[Data entries for graphics]
────────

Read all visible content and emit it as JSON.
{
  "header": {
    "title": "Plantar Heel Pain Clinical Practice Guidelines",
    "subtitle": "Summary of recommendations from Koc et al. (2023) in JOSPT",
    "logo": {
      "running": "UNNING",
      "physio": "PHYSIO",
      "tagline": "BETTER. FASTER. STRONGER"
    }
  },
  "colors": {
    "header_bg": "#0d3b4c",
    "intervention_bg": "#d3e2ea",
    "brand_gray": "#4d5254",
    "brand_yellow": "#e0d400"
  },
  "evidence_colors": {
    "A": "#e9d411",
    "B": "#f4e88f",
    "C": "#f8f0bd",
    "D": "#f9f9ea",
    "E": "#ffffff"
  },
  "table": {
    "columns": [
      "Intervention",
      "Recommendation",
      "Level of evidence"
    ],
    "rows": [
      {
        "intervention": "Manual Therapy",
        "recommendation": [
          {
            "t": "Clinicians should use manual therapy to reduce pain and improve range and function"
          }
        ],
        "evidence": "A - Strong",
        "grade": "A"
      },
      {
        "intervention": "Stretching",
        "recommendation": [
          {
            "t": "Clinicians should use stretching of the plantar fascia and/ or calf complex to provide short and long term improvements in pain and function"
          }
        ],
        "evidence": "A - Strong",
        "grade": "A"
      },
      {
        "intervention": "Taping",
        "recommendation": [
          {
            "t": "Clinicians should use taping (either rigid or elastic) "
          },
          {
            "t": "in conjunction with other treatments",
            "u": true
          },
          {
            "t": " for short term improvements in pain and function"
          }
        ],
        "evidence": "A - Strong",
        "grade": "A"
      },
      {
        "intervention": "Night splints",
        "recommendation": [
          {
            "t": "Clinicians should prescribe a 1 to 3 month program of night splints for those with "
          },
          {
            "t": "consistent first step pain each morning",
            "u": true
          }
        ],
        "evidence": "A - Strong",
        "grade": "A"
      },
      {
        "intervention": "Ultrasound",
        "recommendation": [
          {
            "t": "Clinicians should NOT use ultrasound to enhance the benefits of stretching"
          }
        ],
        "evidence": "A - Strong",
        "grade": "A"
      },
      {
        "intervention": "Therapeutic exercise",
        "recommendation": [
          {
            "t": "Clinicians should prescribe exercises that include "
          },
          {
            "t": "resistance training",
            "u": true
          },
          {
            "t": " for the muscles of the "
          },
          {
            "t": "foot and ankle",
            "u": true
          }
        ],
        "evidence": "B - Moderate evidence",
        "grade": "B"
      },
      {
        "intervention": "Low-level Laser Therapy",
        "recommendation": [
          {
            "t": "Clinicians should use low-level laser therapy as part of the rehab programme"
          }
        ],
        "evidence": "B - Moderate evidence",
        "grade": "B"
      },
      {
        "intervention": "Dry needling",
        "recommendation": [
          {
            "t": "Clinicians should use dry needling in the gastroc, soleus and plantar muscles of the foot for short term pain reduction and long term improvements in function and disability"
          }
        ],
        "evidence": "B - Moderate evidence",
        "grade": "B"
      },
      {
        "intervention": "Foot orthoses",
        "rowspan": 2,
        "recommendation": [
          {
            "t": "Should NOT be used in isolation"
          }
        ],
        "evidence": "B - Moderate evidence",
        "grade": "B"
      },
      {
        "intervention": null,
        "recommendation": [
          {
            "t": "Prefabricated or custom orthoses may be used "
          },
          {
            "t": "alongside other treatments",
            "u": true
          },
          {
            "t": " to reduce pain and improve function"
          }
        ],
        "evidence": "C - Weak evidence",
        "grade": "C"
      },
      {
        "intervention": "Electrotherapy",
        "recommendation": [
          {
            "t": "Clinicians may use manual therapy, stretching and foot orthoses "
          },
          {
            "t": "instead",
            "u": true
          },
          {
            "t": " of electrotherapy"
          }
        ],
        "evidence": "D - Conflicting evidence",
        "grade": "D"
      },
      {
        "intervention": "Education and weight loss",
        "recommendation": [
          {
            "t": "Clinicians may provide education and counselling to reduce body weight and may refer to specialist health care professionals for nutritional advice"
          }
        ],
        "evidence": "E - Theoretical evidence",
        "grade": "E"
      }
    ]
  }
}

────────

— Exercise description —
The required output is the number of lines containing the word "splints", and nothing besides.

— Answer —
2